Selected excerpt —
-------

Discrete Random Variables

The Bernoulli distribution is a probability distribution of a random variable which takes on a value in \(\{0, 1\}\):

\begin{align} \mathbb{P}[X=i] = \begin{cases} p & i=1 \\ 1-p & i=0 \end{cases} \end{align}

where \(0 \leq p \leq 1\). We write \(X \sim \text{Bernoulli}(p)\) or \(X \sim \text{Ber}(p)\) to say that \(X\) is distributed as a Bernoulli random variable with parameter \(p\).

Say we have \(B\) blue balls, \(R\) red balls, and we sample \(n\) times with replacement. Call drawing a blue ball with probability \(p\) a success. Then, let our random variable \(X\) be the number of successes in our \(n\) samples.

-------

Dataset content —
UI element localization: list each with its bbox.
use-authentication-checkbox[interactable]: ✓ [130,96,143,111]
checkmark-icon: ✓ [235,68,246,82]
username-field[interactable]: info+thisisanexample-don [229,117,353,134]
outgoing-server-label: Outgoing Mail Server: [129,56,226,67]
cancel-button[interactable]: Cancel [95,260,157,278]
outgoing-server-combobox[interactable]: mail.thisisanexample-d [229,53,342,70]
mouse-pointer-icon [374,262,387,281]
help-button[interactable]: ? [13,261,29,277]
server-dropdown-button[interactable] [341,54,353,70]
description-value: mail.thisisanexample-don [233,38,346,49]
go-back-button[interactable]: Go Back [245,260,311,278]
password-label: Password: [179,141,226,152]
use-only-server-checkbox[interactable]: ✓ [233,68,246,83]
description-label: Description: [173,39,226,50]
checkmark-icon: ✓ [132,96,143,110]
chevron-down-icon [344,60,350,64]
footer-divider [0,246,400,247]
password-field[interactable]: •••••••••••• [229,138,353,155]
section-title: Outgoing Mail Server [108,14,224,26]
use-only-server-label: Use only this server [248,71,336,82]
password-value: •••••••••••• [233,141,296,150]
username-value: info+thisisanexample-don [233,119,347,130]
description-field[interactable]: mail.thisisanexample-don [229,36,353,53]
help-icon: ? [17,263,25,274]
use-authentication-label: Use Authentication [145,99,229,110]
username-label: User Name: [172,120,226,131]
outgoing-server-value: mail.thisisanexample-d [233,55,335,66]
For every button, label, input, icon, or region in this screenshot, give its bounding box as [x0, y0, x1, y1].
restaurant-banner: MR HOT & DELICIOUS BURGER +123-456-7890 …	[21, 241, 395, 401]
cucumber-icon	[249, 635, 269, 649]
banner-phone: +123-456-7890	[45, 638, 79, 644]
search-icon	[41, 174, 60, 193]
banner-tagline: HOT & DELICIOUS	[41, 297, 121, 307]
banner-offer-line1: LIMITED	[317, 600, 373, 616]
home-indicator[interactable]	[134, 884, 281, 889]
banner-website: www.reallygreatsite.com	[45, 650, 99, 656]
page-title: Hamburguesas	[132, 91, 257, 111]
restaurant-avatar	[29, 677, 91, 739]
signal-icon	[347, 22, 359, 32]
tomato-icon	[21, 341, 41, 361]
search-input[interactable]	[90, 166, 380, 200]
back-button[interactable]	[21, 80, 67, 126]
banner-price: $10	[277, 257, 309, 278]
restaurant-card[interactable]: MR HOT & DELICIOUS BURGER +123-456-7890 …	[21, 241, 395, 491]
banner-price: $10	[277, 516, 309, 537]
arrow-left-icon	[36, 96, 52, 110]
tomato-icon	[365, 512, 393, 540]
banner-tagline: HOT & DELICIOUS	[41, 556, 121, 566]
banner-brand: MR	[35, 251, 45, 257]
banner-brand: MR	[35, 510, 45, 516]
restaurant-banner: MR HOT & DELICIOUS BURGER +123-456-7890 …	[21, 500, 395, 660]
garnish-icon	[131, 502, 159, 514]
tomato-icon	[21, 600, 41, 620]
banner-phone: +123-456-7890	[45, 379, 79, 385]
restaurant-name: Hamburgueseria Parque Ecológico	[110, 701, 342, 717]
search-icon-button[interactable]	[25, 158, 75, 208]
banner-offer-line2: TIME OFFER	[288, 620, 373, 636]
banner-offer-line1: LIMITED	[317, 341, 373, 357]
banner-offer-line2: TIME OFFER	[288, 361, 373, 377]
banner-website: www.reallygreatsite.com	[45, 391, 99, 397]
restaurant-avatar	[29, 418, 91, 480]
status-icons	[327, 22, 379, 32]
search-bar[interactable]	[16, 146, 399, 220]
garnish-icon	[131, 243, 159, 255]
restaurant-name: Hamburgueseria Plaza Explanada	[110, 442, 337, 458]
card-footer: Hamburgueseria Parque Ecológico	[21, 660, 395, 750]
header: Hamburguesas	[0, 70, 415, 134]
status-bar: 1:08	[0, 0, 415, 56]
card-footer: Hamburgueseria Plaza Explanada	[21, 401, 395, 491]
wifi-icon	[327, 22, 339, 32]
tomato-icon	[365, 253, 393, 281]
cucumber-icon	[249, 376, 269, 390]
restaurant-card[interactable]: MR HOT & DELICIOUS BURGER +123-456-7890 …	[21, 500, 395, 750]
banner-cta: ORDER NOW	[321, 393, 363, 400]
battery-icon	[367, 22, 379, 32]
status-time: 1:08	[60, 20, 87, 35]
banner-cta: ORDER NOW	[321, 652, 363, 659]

-------

Aim — Transcribe the passage on discrete random variables, starting at the words "Say we have" and stopping after "our \(n\) samples.". The data plays no part in this work.

Expected answer —
Say we have \(B\) blue balls, \(R\) red balls, and we sample \(n\) times with replacement. Call drawing a blue ball with probability \(p\) a success. Then, let our random variable \(X\) be the number of successes in our \(n\) samples.